--- Begin Records to use ---

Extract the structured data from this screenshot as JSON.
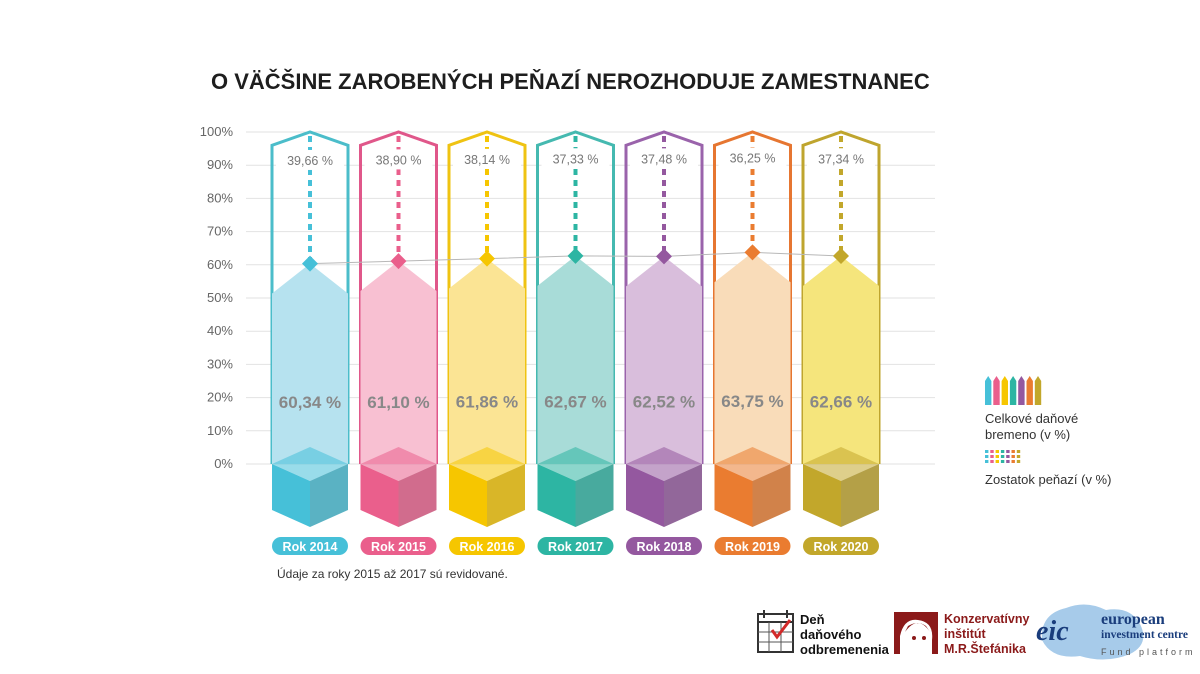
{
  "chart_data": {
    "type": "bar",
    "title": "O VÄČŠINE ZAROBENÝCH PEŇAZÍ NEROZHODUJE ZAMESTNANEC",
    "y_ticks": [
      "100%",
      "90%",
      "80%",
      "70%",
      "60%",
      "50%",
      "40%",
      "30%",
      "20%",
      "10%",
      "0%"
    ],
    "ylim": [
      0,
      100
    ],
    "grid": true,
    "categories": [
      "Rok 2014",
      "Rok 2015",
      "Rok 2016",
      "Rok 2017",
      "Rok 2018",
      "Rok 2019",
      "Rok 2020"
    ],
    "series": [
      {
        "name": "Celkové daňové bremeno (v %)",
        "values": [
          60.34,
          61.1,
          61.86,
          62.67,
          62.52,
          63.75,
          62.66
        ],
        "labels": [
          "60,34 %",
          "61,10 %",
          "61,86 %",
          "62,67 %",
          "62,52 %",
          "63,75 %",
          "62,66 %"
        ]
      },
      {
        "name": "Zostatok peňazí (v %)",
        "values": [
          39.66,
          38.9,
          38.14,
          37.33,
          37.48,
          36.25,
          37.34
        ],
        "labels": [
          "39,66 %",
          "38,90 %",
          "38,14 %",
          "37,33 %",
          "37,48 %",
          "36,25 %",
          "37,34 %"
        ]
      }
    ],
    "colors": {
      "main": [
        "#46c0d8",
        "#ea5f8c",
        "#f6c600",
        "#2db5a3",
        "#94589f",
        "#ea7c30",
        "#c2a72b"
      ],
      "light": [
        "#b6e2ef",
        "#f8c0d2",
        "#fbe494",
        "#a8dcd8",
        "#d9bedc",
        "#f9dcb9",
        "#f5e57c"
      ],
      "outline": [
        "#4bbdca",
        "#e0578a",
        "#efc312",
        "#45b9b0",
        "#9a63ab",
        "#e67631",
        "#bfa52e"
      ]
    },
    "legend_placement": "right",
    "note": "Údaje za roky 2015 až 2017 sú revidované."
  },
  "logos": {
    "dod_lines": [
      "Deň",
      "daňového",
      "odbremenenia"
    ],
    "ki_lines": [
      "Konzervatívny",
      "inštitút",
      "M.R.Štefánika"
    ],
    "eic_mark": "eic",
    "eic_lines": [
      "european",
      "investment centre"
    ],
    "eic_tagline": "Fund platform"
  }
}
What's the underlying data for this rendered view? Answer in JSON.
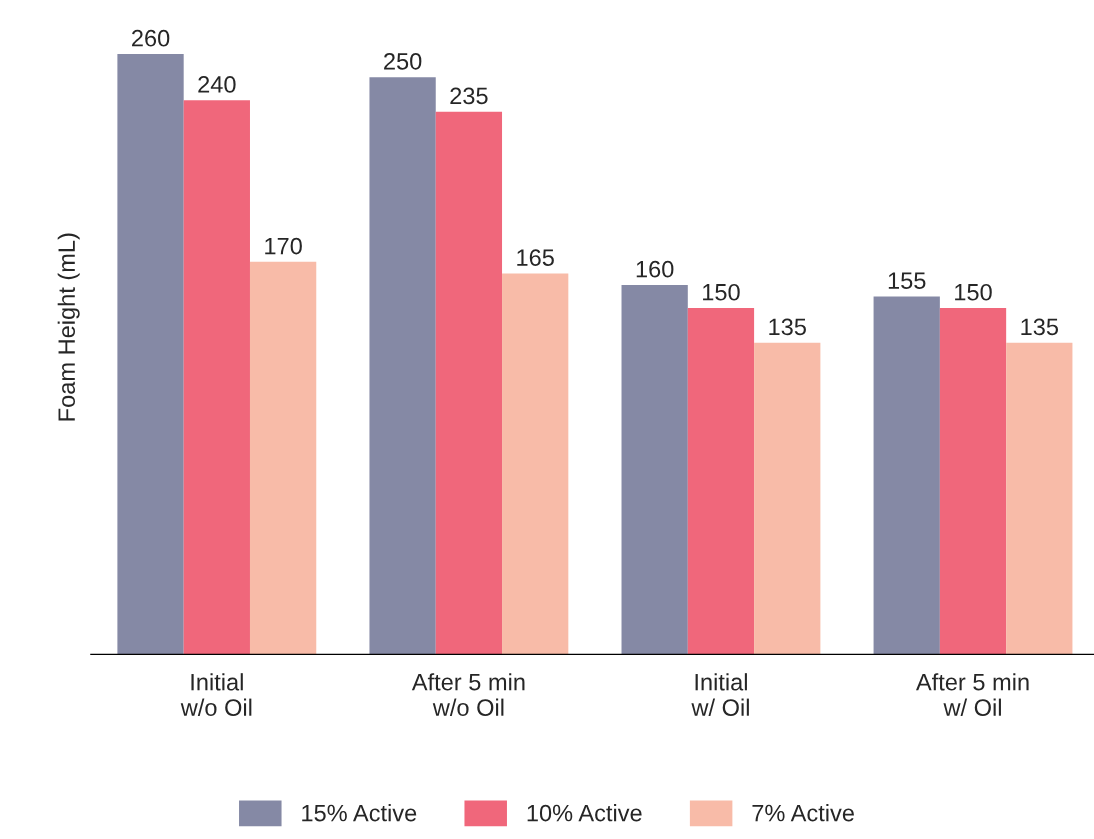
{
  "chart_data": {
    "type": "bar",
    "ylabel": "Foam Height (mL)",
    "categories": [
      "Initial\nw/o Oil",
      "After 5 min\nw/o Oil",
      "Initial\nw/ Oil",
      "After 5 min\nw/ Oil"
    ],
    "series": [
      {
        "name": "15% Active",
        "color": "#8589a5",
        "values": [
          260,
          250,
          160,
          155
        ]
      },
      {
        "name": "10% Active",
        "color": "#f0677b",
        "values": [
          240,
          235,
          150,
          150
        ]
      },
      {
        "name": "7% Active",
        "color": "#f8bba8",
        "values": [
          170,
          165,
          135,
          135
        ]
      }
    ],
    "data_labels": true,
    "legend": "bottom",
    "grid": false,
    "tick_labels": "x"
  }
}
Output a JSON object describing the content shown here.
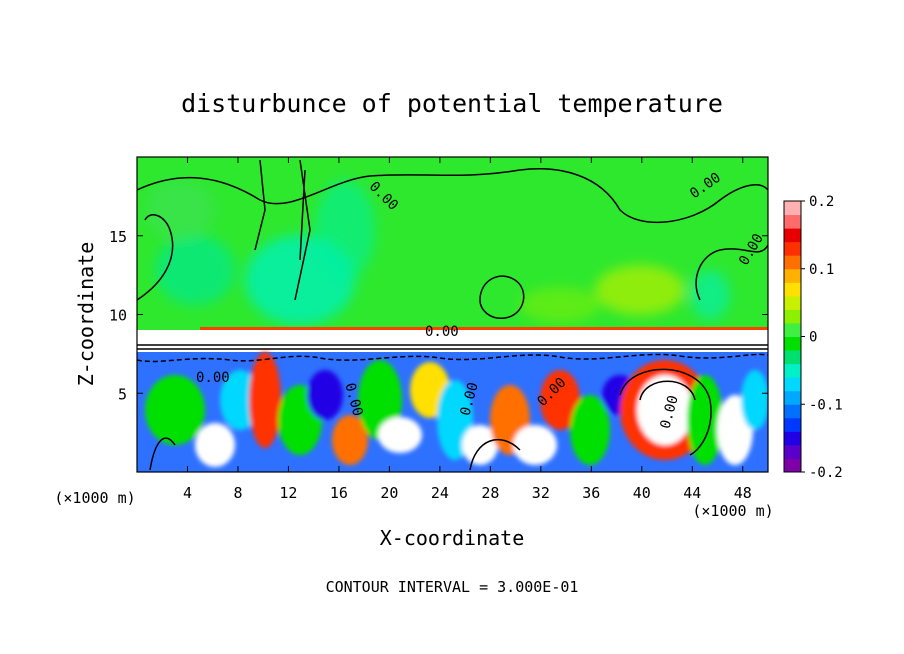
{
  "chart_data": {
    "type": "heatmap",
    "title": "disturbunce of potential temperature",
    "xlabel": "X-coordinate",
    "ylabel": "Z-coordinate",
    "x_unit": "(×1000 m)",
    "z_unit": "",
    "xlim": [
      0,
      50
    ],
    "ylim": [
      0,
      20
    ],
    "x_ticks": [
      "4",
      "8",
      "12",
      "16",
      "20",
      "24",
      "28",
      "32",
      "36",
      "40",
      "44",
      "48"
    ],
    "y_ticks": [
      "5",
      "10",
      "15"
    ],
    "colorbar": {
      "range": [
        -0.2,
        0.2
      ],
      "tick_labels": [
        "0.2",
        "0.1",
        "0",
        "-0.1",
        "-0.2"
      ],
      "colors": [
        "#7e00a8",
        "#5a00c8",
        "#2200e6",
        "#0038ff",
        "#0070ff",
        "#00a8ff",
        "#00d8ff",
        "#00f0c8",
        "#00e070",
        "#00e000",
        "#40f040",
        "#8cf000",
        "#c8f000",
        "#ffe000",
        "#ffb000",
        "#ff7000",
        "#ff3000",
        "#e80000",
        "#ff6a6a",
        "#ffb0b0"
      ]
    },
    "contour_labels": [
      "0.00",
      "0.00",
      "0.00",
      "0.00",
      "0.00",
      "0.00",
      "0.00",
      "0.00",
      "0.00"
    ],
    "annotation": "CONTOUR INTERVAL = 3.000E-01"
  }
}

--- End Records to use ---

What is asked>
Starting at the line that contains "Output a JSON", restate each line verbatim through the final line of the listing, skipping all pictures.

Solution for this exercise>
Output a JSON object describing the content shown here.
{
  "chart_data": {
    "type": "heatmap",
    "title": "disturbunce of potential temperature",
    "xlabel": "X-coordinate",
    "ylabel": "Z-coordinate",
    "x_unit": "(×1000 m)",
    "z_unit": "",
    "xlim": [
      0,
      50
    ],
    "ylim": [
      0,
      20
    ],
    "x_ticks": [
      "4",
      "8",
      "12",
      "16",
      "20",
      "24",
      "28",
      "32",
      "36",
      "40",
      "44",
      "48"
    ],
    "y_ticks": [
      "5",
      "10",
      "15"
    ],
    "colorbar": {
      "range": [
        -0.2,
        0.2
      ],
      "tick_labels": [
        "0.2",
        "0.1",
        "0",
        "-0.1",
        "-0.2"
      ],
      "colors": [
        "#7e00a8",
        "#5a00c8",
        "#2200e6",
        "#0038ff",
        "#0070ff",
        "#00a8ff",
        "#00d8ff",
        "#00f0c8",
        "#00e070",
        "#00e000",
        "#40f040",
        "#8cf000",
        "#c8f000",
        "#ffe000",
        "#ffb000",
        "#ff7000",
        "#ff3000",
        "#e80000",
        "#ff6a6a",
        "#ffb0b0"
      ]
    },
    "contour_labels": [
      "0.00",
      "0.00",
      "0.00",
      "0.00",
      "0.00",
      "0.00",
      "0.00",
      "0.00",
      "0.00"
    ],
    "annotation": "CONTOUR INTERVAL = 3.000E-01"
  }
}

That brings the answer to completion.